§ Aufgabe A
Entnehmen Sie dem Artikel zum Missbrauchsskandal an der Odenwaldschule wortgetreu den Abschnitt, der mit den Worten „SPD und Grüne hätten in den 80er und 90er Jahren ein“ beginnt und mit „Koch (CDU) ist.“ endet.

§ Seitenauszug
★ ★ ★ ★

SPD und Grüne hätten in den 80er und 90er Jahren ein Klima für Übergriffe geschaffen, sagte Hessens FDP-Vorsitzender Jörg Uwe Hahn.
Berlin/Heppenheim/Darmstadt. Im Zusammenhang mit dem Missbrauchsskandal an der hessischen Odenwaldschule hat die Landes-FDP Rot-Grün eine Mitschuld vorgeworfen. Hessens FDP-Vorsitzender und stellvertretender Ministerpräsident Jörg Uwe Hahn sagte dem Berliner „Tagesspiegel“ vom Donnerstag, SPD und Grüne hätten in den 80er und 90er Jahren in der Gesellschaft „ein Klima geschaffen, das erst den Boden für solche Vorkommnisse bereitet hat“. Sie seien deshalb dafür verantwortlich, dass es zu Misshandlungen an Schülern habe kommen können und dass die Übergriffe nicht geahndet wurden, sagte Hahn, der Justizminister im Kabinett von Regierungschef Roland Koch (CDU) ist.

★ ★ ★ ★

§ Aufgabe B
Kopieren Sie aus den unten folgenden Zeilen wortgetreu den Abschnitt, der mit der ersten Zeile beginnt und mit der Zeile endet, die „thumbnail-image [263,109,307,151]“ enthält. Beide Grenzzeilen sind einzuschließen.

§ Bereitgestellte Daten
★ ★ ★ ★

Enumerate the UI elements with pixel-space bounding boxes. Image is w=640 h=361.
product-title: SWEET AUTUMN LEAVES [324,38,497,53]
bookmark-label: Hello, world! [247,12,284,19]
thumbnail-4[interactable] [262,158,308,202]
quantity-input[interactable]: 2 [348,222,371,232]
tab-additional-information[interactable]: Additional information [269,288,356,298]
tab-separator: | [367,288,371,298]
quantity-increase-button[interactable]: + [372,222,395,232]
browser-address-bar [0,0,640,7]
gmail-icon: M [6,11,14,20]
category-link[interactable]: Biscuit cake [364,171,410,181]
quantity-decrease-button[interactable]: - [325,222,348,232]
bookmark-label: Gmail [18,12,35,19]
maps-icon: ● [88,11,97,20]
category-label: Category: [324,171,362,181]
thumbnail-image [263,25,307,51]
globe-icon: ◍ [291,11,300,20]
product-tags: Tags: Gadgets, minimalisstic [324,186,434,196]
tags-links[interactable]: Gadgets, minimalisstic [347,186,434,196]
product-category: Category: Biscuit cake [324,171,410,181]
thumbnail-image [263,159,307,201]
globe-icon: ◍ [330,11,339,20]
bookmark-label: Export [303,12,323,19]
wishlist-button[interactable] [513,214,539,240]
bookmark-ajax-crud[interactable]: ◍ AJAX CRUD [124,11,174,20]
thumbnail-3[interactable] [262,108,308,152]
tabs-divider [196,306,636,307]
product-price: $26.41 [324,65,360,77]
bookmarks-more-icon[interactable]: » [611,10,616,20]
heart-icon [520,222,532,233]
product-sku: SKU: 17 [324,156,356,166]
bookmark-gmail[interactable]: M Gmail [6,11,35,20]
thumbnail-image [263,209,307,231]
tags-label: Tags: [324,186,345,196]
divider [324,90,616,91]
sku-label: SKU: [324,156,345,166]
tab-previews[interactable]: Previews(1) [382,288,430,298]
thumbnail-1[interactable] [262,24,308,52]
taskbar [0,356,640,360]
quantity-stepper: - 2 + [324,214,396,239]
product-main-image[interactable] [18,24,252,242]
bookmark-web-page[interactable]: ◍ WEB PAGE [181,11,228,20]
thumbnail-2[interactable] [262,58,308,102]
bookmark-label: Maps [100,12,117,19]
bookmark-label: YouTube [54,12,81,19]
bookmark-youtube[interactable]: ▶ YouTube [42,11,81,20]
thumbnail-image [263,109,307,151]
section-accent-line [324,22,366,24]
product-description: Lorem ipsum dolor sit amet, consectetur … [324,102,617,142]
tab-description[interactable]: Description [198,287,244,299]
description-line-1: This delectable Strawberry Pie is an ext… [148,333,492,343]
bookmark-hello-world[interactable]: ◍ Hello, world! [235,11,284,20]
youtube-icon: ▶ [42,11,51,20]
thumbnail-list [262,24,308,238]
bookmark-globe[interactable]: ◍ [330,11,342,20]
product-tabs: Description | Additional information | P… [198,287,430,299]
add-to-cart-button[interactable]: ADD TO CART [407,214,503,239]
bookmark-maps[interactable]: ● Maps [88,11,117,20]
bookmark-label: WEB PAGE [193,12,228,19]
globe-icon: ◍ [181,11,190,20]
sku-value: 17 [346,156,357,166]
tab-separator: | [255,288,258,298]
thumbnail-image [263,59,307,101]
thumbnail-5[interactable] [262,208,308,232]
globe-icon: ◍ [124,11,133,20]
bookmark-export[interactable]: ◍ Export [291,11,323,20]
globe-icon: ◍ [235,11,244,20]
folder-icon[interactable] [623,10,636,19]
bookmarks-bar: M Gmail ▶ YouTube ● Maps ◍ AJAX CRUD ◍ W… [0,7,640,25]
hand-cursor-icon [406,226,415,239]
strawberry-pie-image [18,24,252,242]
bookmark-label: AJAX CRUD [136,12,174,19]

★ ★ ★ ★

§ Antwort A
SPD und Grüne hätten in den 80er und 90er Jahren ein Klima für Übergriffe geschaffen, sagte Hessens FDP-Vorsitzender Jörg Uwe Hahn.
Berlin/Heppenheim/Darmstadt. Im Zusammenhang mit dem Missbrauchsskandal an der hessischen Odenwaldschule hat die Landes-FDP Rot-Grün eine Mitschuld vorgeworfen. Hessens FDP-Vorsitzender und stellvertretender Ministerpräsident Jörg Uwe Hahn sagte dem Berliner „Tagesspiegel“ vom Donnerstag, SPD und Grüne hätten in den 80er und 90er Jahren in der Gesellschaft „ein Klima geschaffen, das erst den Boden für solche Vorkommnisse bereitet hat“. Sie seien deshalb dafür verantwortlich, dass es zu Misshandlungen an Schülern habe kommen können und dass die Übergriffe nicht geahndet wurden, sagte Hahn, der Justizminister im Kabinett von Regierungschef Roland Koch (CDU) ist.

§ Antwort B
Enumerate the UI elements with pixel-space bounding boxes. Image is w=640 h=361.
product-title: SWEET AUTUMN LEAVES [324,38,497,53]
bookmark-label: Hello, world! [247,12,284,19]
thumbnail-4[interactable] [262,158,308,202]
quantity-input[interactable]: 2 [348,222,371,232]
tab-additional-information[interactable]: Additional information [269,288,356,298]
tab-separator: | [367,288,371,298]
quantity-increase-button[interactable]: + [372,222,395,232]
browser-address-bar [0,0,640,7]
gmail-icon: M [6,11,14,20]
category-link[interactable]: Biscuit cake [364,171,410,181]
quantity-decrease-button[interactable]: - [325,222,348,232]
bookmark-label: Gmail [18,12,35,19]
maps-icon: ● [88,11,97,20]
category-label: Category: [324,171,362,181]
thumbnail-image [263,25,307,51]
globe-icon: ◍ [291,11,300,20]
product-tags: Tags: Gadgets, minimalisstic [324,186,434,196]
tags-links[interactable]: Gadgets, minimalisstic [347,186,434,196]
product-category: Category: Biscuit cake [324,171,410,181]
thumbnail-image [263,159,307,201]
globe-icon: ◍ [330,11,339,20]
bookmark-label: Export [303,12,323,19]
wishlist-button[interactable] [513,214,539,240]
bookmark-ajax-crud[interactable]: ◍ AJAX CRUD [124,11,174,20]
thumbnail-3[interactable] [262,108,308,152]
tabs-divider [196,306,636,307]
product-price: $26.41 [324,65,360,77]
bookmarks-more-icon[interactable]: » [611,10,616,20]
heart-icon [520,222,532,233]
product-sku: SKU: 17 [324,156,356,166]
bookmark-gmail[interactable]: M Gmail [6,11,35,20]
thumbnail-image [263,209,307,231]
tags-label: Tags: [324,186,345,196]
divider [324,90,616,91]
sku-label: SKU: [324,156,345,166]
tab-previews[interactable]: Previews(1) [382,288,430,298]
thumbnail-1[interactable] [262,24,308,52]
taskbar [0,356,640,360]
quantity-stepper: - 2 + [324,214,396,239]
product-main-image[interactable] [18,24,252,242]
bookmark-web-page[interactable]: ◍ WEB PAGE [181,11,228,20]
thumbnail-2[interactable] [262,58,308,102]
bookmark-label: Maps [100,12,117,19]
bookmark-label: YouTube [54,12,81,19]
bookmark-youtube[interactable]: ▶ YouTube [42,11,81,20]
thumbnail-image [263,109,307,151]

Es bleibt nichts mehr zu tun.